Data items:
----------

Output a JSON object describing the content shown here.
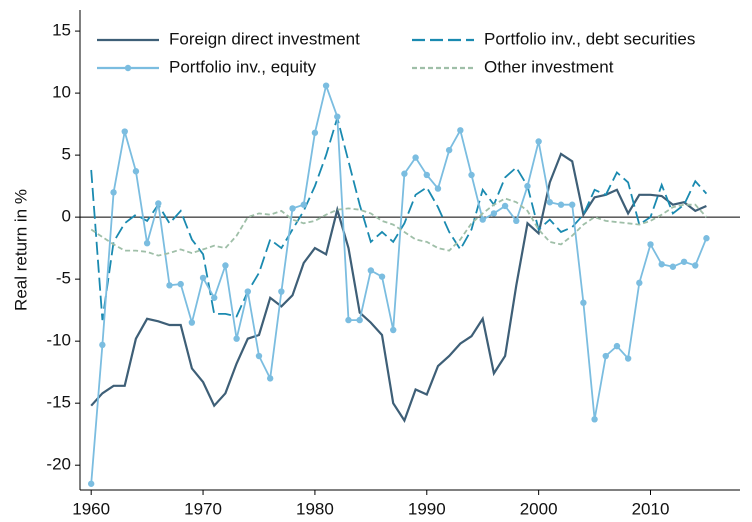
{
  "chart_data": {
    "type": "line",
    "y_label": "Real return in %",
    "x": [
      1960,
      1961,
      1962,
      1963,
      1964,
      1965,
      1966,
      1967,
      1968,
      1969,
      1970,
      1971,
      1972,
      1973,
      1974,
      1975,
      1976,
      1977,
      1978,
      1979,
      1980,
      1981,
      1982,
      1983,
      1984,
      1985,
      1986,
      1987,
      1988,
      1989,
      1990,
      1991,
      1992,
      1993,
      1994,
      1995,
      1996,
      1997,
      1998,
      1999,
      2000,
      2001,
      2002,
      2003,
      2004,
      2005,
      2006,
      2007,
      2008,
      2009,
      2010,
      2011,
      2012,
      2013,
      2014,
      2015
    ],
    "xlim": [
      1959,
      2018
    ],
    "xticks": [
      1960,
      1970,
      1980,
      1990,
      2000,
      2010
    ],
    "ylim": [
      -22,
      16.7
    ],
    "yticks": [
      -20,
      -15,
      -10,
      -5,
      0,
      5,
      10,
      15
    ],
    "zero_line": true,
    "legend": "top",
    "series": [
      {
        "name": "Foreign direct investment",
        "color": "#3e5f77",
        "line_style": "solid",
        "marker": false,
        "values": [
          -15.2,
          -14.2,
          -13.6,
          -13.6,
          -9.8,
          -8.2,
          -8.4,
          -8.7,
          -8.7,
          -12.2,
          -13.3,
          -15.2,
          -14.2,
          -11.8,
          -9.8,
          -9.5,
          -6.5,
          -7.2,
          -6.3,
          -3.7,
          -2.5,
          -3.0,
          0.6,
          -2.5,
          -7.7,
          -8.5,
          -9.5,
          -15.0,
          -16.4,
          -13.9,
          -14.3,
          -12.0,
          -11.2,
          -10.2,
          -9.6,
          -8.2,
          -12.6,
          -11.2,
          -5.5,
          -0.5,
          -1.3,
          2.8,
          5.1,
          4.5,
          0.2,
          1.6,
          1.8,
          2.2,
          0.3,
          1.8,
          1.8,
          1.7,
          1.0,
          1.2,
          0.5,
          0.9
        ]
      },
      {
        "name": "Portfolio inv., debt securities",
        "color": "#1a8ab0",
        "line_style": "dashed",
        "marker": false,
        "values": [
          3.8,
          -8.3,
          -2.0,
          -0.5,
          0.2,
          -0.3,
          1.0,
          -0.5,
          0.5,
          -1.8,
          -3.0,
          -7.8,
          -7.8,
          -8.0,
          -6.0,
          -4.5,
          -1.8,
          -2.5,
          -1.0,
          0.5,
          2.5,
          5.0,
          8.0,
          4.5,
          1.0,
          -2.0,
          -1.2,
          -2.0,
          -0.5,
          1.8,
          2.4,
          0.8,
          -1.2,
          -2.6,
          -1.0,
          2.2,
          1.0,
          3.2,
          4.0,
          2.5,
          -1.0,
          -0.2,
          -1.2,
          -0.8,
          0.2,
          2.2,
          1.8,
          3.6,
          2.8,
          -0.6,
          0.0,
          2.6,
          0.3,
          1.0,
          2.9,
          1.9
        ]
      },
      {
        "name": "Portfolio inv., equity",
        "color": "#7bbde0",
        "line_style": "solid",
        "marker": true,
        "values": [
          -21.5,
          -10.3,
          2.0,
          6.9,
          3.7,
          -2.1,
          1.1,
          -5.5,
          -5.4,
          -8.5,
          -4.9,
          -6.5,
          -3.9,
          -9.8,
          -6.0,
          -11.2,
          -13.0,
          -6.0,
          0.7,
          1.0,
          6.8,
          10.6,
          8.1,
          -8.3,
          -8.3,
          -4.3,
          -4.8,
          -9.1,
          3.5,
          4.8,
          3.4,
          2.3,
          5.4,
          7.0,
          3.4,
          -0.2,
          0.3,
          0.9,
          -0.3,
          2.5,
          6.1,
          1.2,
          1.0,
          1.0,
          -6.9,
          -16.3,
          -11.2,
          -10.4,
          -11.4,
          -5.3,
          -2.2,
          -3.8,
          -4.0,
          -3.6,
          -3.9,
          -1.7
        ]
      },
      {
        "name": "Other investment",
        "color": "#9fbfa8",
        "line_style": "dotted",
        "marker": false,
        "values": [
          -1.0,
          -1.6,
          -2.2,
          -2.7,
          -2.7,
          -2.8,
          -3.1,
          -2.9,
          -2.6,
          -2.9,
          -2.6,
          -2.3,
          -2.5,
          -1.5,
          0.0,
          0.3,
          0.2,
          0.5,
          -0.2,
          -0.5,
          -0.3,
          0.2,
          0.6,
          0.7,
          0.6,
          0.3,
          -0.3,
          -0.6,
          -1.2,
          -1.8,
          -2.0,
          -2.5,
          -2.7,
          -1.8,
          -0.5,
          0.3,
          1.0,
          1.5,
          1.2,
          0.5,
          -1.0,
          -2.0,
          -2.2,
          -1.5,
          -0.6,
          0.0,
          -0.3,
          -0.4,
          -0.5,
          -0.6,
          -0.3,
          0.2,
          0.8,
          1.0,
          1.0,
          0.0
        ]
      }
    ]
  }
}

----------

What is expected: Search the data above for the string "color" and copy each line that has it.

Exercise result:
        "color": "#3e5f77",
        "color": "#1a8ab0",
        "color": "#7bbde0",
        "color": "#9fbfa8",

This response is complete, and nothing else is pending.